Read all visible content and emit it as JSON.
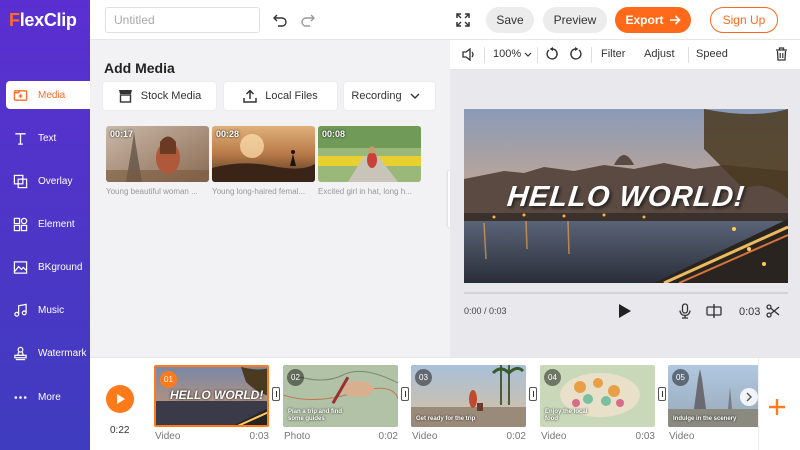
{
  "app": {
    "logo_text": "lexClip",
    "logo_mark": "F"
  },
  "sidebar": {
    "items": [
      {
        "label": "Media",
        "icon": "media-icon",
        "active": true
      },
      {
        "label": "Text",
        "icon": "text-icon"
      },
      {
        "label": "Overlay",
        "icon": "overlay-icon"
      },
      {
        "label": "Element",
        "icon": "element-icon"
      },
      {
        "label": "BKground",
        "icon": "background-icon"
      },
      {
        "label": "Music",
        "icon": "music-icon"
      },
      {
        "label": "Watermark",
        "icon": "watermark-icon"
      },
      {
        "label": "More",
        "icon": "more-icon"
      }
    ]
  },
  "topbar": {
    "title_placeholder": "Untitled",
    "save_label": "Save",
    "preview_label": "Preview",
    "export_label": "Export",
    "signup_label": "Sign Up"
  },
  "media": {
    "title": "Add Media",
    "stock_label": "Stock Media",
    "local_label": "Local Files",
    "recording_label": "Recording",
    "items": [
      {
        "duration": "00:17",
        "caption": "Young beautiful woman ..."
      },
      {
        "duration": "00:28",
        "caption": "Young long-haired femal..."
      },
      {
        "duration": "00:08",
        "caption": "Excited girl in hat, long h..."
      }
    ]
  },
  "preview": {
    "zoom": "100%",
    "filter_label": "Filter",
    "adjust_label": "Adjust",
    "speed_label": "Speed",
    "overlay_text": "HELLO WORLD!",
    "time_current": "0:00 / 0:03",
    "clip_duration": "0:03"
  },
  "timeline": {
    "total_time": "0:22",
    "clips": [
      {
        "num": "01",
        "caption": "HELLO WORLD!",
        "type": "Video",
        "duration": "0:03",
        "selected": true
      },
      {
        "num": "02",
        "caption": "Plan a trip and find some guides",
        "type": "Photo",
        "duration": "0:02"
      },
      {
        "num": "03",
        "caption": "Get ready for the trip",
        "type": "Video",
        "duration": "0:02"
      },
      {
        "num": "04",
        "caption": "Enjoy the local food",
        "type": "Video",
        "duration": "0:03"
      },
      {
        "num": "05",
        "caption": "Indulge in the scenery",
        "type": "Video",
        "duration": ""
      }
    ]
  },
  "colors": {
    "accent": "#ff6a1a",
    "sidebar_top": "#5b2fd1",
    "sidebar_bottom": "#3f3cbf"
  }
}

▶ [What the exercise asks]:
Check the data for the word "Young" and pull out the lines that have it.

▶ [Response for this exercise]:
        "caption": "Young beautiful woman ..."
        "caption": "Young long-haired femal..."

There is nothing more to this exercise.